**WHAT YOU SHOULD DO:** Write the material out again exactly.

**Items listed in a dataset:**
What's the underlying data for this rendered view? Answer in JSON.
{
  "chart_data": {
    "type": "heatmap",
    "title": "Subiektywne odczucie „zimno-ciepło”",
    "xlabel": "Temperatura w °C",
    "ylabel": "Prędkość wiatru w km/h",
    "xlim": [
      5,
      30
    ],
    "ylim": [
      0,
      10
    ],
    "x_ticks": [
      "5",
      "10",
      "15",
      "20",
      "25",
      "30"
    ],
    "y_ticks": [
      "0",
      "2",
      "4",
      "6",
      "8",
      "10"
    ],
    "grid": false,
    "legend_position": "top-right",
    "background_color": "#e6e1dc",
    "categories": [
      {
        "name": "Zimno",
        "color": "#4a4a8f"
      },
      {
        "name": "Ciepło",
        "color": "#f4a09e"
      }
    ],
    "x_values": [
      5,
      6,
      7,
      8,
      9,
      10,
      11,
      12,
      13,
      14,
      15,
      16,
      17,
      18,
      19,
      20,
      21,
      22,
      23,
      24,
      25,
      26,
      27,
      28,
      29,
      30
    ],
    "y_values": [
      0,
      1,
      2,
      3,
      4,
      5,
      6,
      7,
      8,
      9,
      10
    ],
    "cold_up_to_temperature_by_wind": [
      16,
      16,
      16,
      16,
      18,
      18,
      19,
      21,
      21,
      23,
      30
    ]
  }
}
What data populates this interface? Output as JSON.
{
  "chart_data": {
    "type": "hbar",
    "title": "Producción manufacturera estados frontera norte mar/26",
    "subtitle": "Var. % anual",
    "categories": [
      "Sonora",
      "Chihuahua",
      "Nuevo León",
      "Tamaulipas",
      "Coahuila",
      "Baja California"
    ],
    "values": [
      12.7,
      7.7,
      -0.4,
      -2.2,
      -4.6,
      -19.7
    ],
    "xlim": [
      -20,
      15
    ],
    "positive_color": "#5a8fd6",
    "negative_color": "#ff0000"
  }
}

**RESULT:**
What's the underlying data for this rendered view? Answer in JSON.
{
  "chart_data": {
    "type": "heatmap",
    "title": "Subiektywne odczucie „zimno-ciepło”",
    "xlabel": "Temperatura w °C",
    "ylabel": "Prędkość wiatru w km/h",
    "xlim": [
      5,
      30
    ],
    "ylim": [
      0,
      10
    ],
    "x_ticks": [
      "5",
      "10",
      "15",
      "20",
      "25",
      "30"
    ],
    "y_ticks": [
      "0",
      "2",
      "4",
      "6",
      "8",
      "10"
    ],
    "grid": false,
    "legend_position": "top-right",
    "background_color": "#e6e1dc",
    "categories": [
      {
        "name": "Zimno",
        "color": "#4a4a8f"
      },
      {
        "name": "Ciepło",
        "color": "#f4a09e"
      }
    ],
    "x_values": [
      5,
      6,
      7,
      8,
      9,
      10,
      11,
      12,
      13,
      14,
      15,
      16,
      17,
      18,
      19,
      20,
      21,
      22,
      23,
      24,
      25,
      26,
      27,
      28,
      29,
      30
    ],
    "y_values": [
      0,
      1,
      2,
      3,
      4,
      5,
      6,
      7,
      8,
      9,
      10
    ],
    "cold_up_to_temperature_by_wind": [
      16,
      16,
      16,
      16,
      18,
      18,
      19,
      21,
      21,
      23,
      30
    ]
  }
}
What data populates this interface? Output as JSON.
{
  "chart_data": {
    "type": "hbar",
    "title": "Producción manufacturera estados frontera norte mar/26",
    "subtitle": "Var. % anual",
    "categories": [
      "Sonora",
      "Chihuahua",
      "Nuevo León",
      "Tamaulipas",
      "Coahuila",
      "Baja California"
    ],
    "values": [
      12.7,
      7.7,
      -0.4,
      -2.2,
      -4.6,
      -19.7
    ],
    "xlim": [
      -20,
      15
    ],
    "positive_color": "#5a8fd6",
    "negative_color": "#ff0000"
  }
}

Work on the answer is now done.